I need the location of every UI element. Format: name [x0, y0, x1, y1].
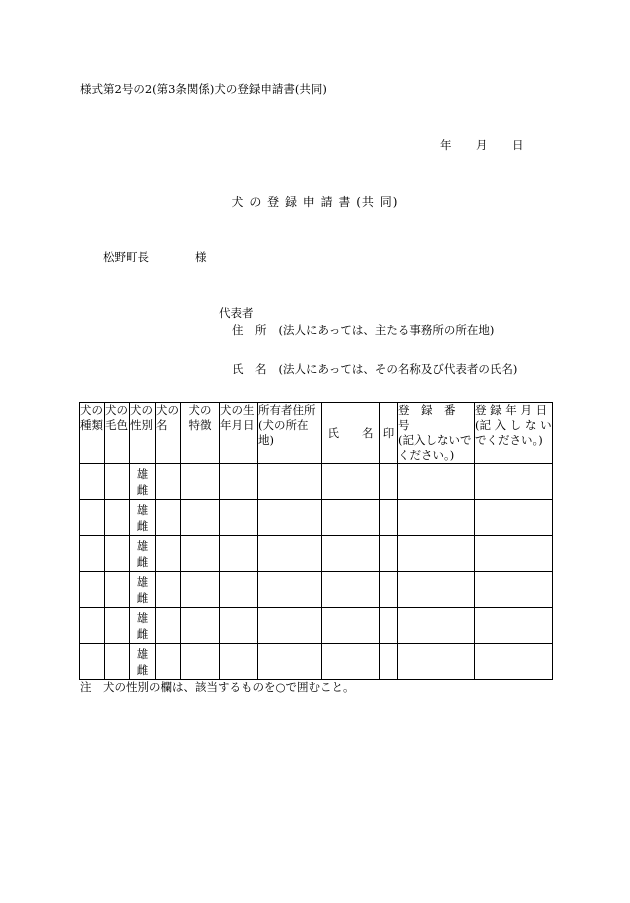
feature-cell[interactable] [181, 464, 220, 500]
feature-cell[interactable] [181, 536, 220, 572]
kind-cell[interactable] [80, 536, 105, 572]
representative-label: 代表者 [219, 306, 254, 320]
sex-option-male[interactable]: 雄 [136, 574, 149, 589]
owner-name-cell[interactable] [322, 572, 380, 608]
table-body [80, 464, 553, 680]
owner-name-cell[interactable] [322, 608, 380, 644]
registration-number-cell[interactable] [398, 500, 475, 536]
date-day-label: 日 [512, 138, 524, 152]
form-label: 様式第2号の2(第3条関係)犬の登録申請書(共同) [80, 82, 327, 96]
sex-option-female[interactable]: 雌 [136, 518, 149, 533]
name-cell[interactable] [156, 536, 181, 572]
kind-cell[interactable] [80, 464, 105, 500]
birth-cell[interactable] [220, 536, 258, 572]
sex-option-male[interactable]: 雄 [136, 646, 149, 661]
birth-cell[interactable] [220, 644, 258, 680]
header-owner-name: 氏 名 [322, 403, 380, 464]
name-label: 氏 名 [232, 362, 267, 376]
sex-cell [130, 608, 156, 644]
sex-option-female[interactable]: 雌 [136, 662, 149, 677]
header-dog-name: 犬の 名 [156, 403, 181, 464]
feature-cell[interactable] [181, 500, 220, 536]
document-title: 犬 の 登 録 申 請 書 (共 同) [231, 195, 399, 209]
kind-cell[interactable] [80, 608, 105, 644]
table-row [80, 536, 553, 572]
seal-cell[interactable] [380, 464, 398, 500]
name-cell[interactable] [156, 464, 181, 500]
registration-date-cell[interactable] [475, 464, 553, 500]
feature-cell[interactable] [181, 608, 220, 644]
sex-cell [130, 572, 156, 608]
header-dog-kind: 犬の 種類 [80, 403, 105, 464]
seal-cell[interactable] [380, 608, 398, 644]
registration-table [79, 402, 553, 680]
sex-cell [130, 464, 156, 500]
owner-name-cell[interactable] [322, 644, 380, 680]
header-dog-color: 犬の 毛色 [105, 403, 130, 464]
color-cell[interactable] [105, 464, 130, 500]
table-row [80, 500, 553, 536]
color-cell[interactable] [105, 644, 130, 680]
kind-cell[interactable] [80, 500, 105, 536]
sex-option-female[interactable]: 雌 [136, 590, 149, 605]
header-registration-number: 登 録 番 号 (記入しないで ください。) [398, 403, 475, 464]
date-line [440, 137, 524, 153]
registration-number-cell[interactable] [398, 536, 475, 572]
registration-number-cell[interactable] [398, 608, 475, 644]
color-cell[interactable] [105, 608, 130, 644]
header-dog-sex: 犬の 性別 [130, 403, 156, 464]
registration-date-cell[interactable] [475, 572, 553, 608]
name-cell[interactable] [156, 500, 181, 536]
sex-option-male[interactable]: 雄 [136, 502, 149, 517]
date-month-label: 月 [476, 138, 488, 152]
registration-number-cell[interactable] [398, 464, 475, 500]
sex-option-female[interactable]: 雌 [136, 482, 149, 497]
color-cell[interactable] [105, 500, 130, 536]
owner-name-cell[interactable] [322, 536, 380, 572]
sex-option-male[interactable]: 雄 [136, 466, 149, 481]
sex-option-male[interactable]: 雄 [136, 538, 149, 553]
owner-address-cell[interactable] [258, 572, 322, 608]
owner-address-cell[interactable] [258, 536, 322, 572]
registration-date-cell[interactable] [475, 500, 553, 536]
color-cell[interactable] [105, 536, 130, 572]
table-row [80, 464, 553, 500]
seal-cell[interactable] [380, 644, 398, 680]
registration-date-cell[interactable] [475, 644, 553, 680]
feature-cell[interactable] [181, 572, 220, 608]
kind-cell[interactable] [80, 644, 105, 680]
registration-date-cell[interactable] [475, 536, 553, 572]
sex-option-female[interactable]: 雌 [136, 554, 149, 569]
table-row [80, 644, 553, 680]
owner-name-cell[interactable] [322, 500, 380, 536]
seal-cell[interactable] [380, 572, 398, 608]
header-dog-feature: 犬の 特徴 [181, 403, 220, 464]
table-row [80, 572, 553, 608]
sex-cell [130, 536, 156, 572]
birth-cell[interactable] [220, 608, 258, 644]
addressee-name: 松野町長 [103, 250, 149, 264]
birth-cell[interactable] [220, 464, 258, 500]
footnote: 注 犬の性別の欄は、該当するものを○で囲むこと。 [80, 680, 355, 694]
birth-cell[interactable] [220, 500, 258, 536]
feature-cell[interactable] [181, 644, 220, 680]
owner-address-cell[interactable] [258, 608, 322, 644]
date-year-label: 年 [440, 138, 452, 152]
name-cell[interactable] [156, 572, 181, 608]
owner-address-cell[interactable] [258, 464, 322, 500]
birth-cell[interactable] [220, 572, 258, 608]
registration-date-cell[interactable] [475, 608, 553, 644]
kind-cell[interactable] [80, 572, 105, 608]
owner-name-cell[interactable] [322, 464, 380, 500]
header-registration-date: 登 録 年 月 日 (記 入 し な い でください。) [475, 403, 553, 464]
name-cell[interactable] [156, 608, 181, 644]
addressee [103, 249, 207, 265]
owner-address-cell[interactable] [258, 500, 322, 536]
sex-cell [130, 500, 156, 536]
representative-name-line [232, 361, 517, 377]
header-owner-address: 所有者住所 (犬の所在 地) [258, 403, 322, 464]
header-dog-birth: 犬の生 年月日 [220, 403, 258, 464]
registration-number-cell[interactable] [398, 572, 475, 608]
name-note: (法人にあっては、その名称及び代表者の氏名) [278, 362, 518, 376]
color-cell[interactable] [105, 572, 130, 608]
addressee-honorific: 様 [195, 250, 207, 264]
table-header-row [80, 403, 553, 464]
sex-option-male[interactable]: 雄 [136, 610, 149, 625]
address-label: 住 所 [232, 323, 267, 337]
address-note: (法人にあっては、主たる事務所の所在地) [278, 323, 495, 337]
sex-option-female[interactable]: 雌 [136, 626, 149, 641]
registration-number-cell[interactable] [398, 644, 475, 680]
seal-cell[interactable] [380, 500, 398, 536]
name-cell[interactable] [156, 644, 181, 680]
header-seal: 印 [380, 403, 398, 464]
table-row [80, 608, 553, 644]
sex-cell [130, 644, 156, 680]
seal-cell[interactable] [380, 536, 398, 572]
representative-address-line [232, 322, 494, 338]
owner-address-cell[interactable] [258, 644, 322, 680]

## WHAT THE TASK REQUIRES
Copy the listing above line for line, without changing anything, and leave out the picture.

## RESULT
I need the location of every UI element. Format: name [x0, y0, x1, y1].
feature-cell[interactable] [181, 464, 220, 500]
feature-cell[interactable] [181, 536, 220, 572]
kind-cell[interactable] [80, 536, 105, 572]
representative-label: 代表者 [219, 306, 254, 320]
sex-option-male[interactable]: 雄 [136, 574, 149, 589]
owner-name-cell[interactable] [322, 572, 380, 608]
table-body [80, 464, 553, 680]
owner-name-cell[interactable] [322, 608, 380, 644]
registration-number-cell[interactable] [398, 500, 475, 536]
date-day-label: 日 [512, 138, 524, 152]
form-label: 様式第2号の2(第3条関係)犬の登録申請書(共同) [80, 82, 327, 96]
sex-option-female[interactable]: 雌 [136, 518, 149, 533]
name-cell[interactable] [156, 536, 181, 572]
kind-cell[interactable] [80, 464, 105, 500]
birth-cell[interactable] [220, 536, 258, 572]
sex-option-male[interactable]: 雄 [136, 646, 149, 661]
birth-cell[interactable] [220, 644, 258, 680]
header-owner-name: 氏 名 [322, 403, 380, 464]
name-label: 氏 名 [232, 362, 267, 376]
sex-cell [130, 608, 156, 644]
sex-option-female[interactable]: 雌 [136, 662, 149, 677]
header-dog-name: 犬の 名 [156, 403, 181, 464]
feature-cell[interactable] [181, 500, 220, 536]
document-title: 犬 の 登 録 申 請 書 (共 同) [231, 195, 399, 209]
kind-cell[interactable] [80, 608, 105, 644]
table-row [80, 536, 553, 572]
seal-cell[interactable] [380, 464, 398, 500]
name-cell[interactable] [156, 464, 181, 500]
registration-date-cell[interactable] [475, 464, 553, 500]
feature-cell[interactable] [181, 608, 220, 644]
sex-cell [130, 572, 156, 608]
header-dog-kind: 犬の 種類 [80, 403, 105, 464]
seal-cell[interactable] [380, 608, 398, 644]
registration-table [79, 402, 553, 680]
sex-cell [130, 464, 156, 500]
owner-name-cell[interactable] [322, 644, 380, 680]
header-dog-color: 犬の 毛色 [105, 403, 130, 464]
color-cell[interactable] [105, 464, 130, 500]
table-row [80, 500, 553, 536]
color-cell[interactable] [105, 644, 130, 680]
kind-cell[interactable] [80, 500, 105, 536]
sex-option-female[interactable]: 雌 [136, 590, 149, 605]
header-registration-number: 登 録 番 号 (記入しないで ください。) [398, 403, 475, 464]
date-line [440, 137, 524, 153]
registration-number-cell[interactable] [398, 536, 475, 572]
registration-number-cell[interactable] [398, 608, 475, 644]
color-cell[interactable] [105, 608, 130, 644]
header-dog-sex: 犬の 性別 [130, 403, 156, 464]
registration-date-cell[interactable] [475, 572, 553, 608]
name-cell[interactable] [156, 500, 181, 536]
sex-option-male[interactable]: 雄 [136, 502, 149, 517]
date-month-label: 月 [476, 138, 488, 152]
registration-number-cell[interactable] [398, 464, 475, 500]
sex-option-female[interactable]: 雌 [136, 482, 149, 497]
color-cell[interactable] [105, 500, 130, 536]
owner-name-cell[interactable] [322, 536, 380, 572]
sex-option-male[interactable]: 雄 [136, 466, 149, 481]
sex-option-male[interactable]: 雄 [136, 538, 149, 553]
owner-address-cell[interactable] [258, 572, 322, 608]
owner-address-cell[interactable] [258, 536, 322, 572]
registration-date-cell[interactable] [475, 500, 553, 536]
color-cell[interactable] [105, 536, 130, 572]
table-row [80, 464, 553, 500]
seal-cell[interactable] [380, 644, 398, 680]
registration-date-cell[interactable] [475, 644, 553, 680]
feature-cell[interactable] [181, 572, 220, 608]
kind-cell[interactable] [80, 644, 105, 680]
registration-date-cell[interactable] [475, 536, 553, 572]
sex-option-female[interactable]: 雌 [136, 554, 149, 569]
table-row [80, 644, 553, 680]
owner-name-cell[interactable] [322, 500, 380, 536]
seal-cell[interactable] [380, 572, 398, 608]
header-dog-feature: 犬の 特徴 [181, 403, 220, 464]
table-row [80, 572, 553, 608]
sex-cell [130, 536, 156, 572]
birth-cell[interactable] [220, 608, 258, 644]
addressee-name: 松野町長 [103, 250, 149, 264]
birth-cell[interactable] [220, 464, 258, 500]
footnote: 注 犬の性別の欄は、該当するものを○で囲むこと。 [80, 680, 355, 694]
birth-cell[interactable] [220, 500, 258, 536]
feature-cell[interactable] [181, 644, 220, 680]
owner-address-cell[interactable] [258, 608, 322, 644]
date-year-label: 年 [440, 138, 452, 152]
name-cell[interactable] [156, 572, 181, 608]
owner-address-cell[interactable] [258, 464, 322, 500]
birth-cell[interactable] [220, 572, 258, 608]
registration-date-cell[interactable] [475, 608, 553, 644]
kind-cell[interactable] [80, 572, 105, 608]
owner-name-cell[interactable] [322, 464, 380, 500]
header-registration-date: 登 録 年 月 日 (記 入 し な い でください。) [475, 403, 553, 464]
name-cell[interactable] [156, 608, 181, 644]
addressee [103, 249, 207, 265]
owner-address-cell[interactable] [258, 500, 322, 536]
sex-cell [130, 500, 156, 536]
representative-name-line [232, 361, 517, 377]
header-owner-address: 所有者住所 (犬の所在 地) [258, 403, 322, 464]
header-dog-birth: 犬の生 年月日 [220, 403, 258, 464]
registration-number-cell[interactable] [398, 572, 475, 608]
name-note: (法人にあっては、その名称及び代表者の氏名) [278, 362, 518, 376]
color-cell[interactable] [105, 572, 130, 608]
addressee-honorific: 様 [195, 250, 207, 264]
table-header-row [80, 403, 553, 464]
sex-option-male[interactable]: 雄 [136, 610, 149, 625]
address-label: 住 所 [232, 323, 267, 337]
address-note: (法人にあっては、主たる事務所の所在地) [278, 323, 495, 337]
sex-option-female[interactable]: 雌 [136, 626, 149, 641]
registration-number-cell[interactable] [398, 644, 475, 680]
seal-cell[interactable] [380, 500, 398, 536]
name-cell[interactable] [156, 644, 181, 680]
header-seal: 印 [380, 403, 398, 464]
table-row [80, 608, 553, 644]
sex-cell [130, 644, 156, 680]
seal-cell[interactable] [380, 536, 398, 572]
representative-address-line [232, 322, 494, 338]
owner-address-cell[interactable] [258, 644, 322, 680]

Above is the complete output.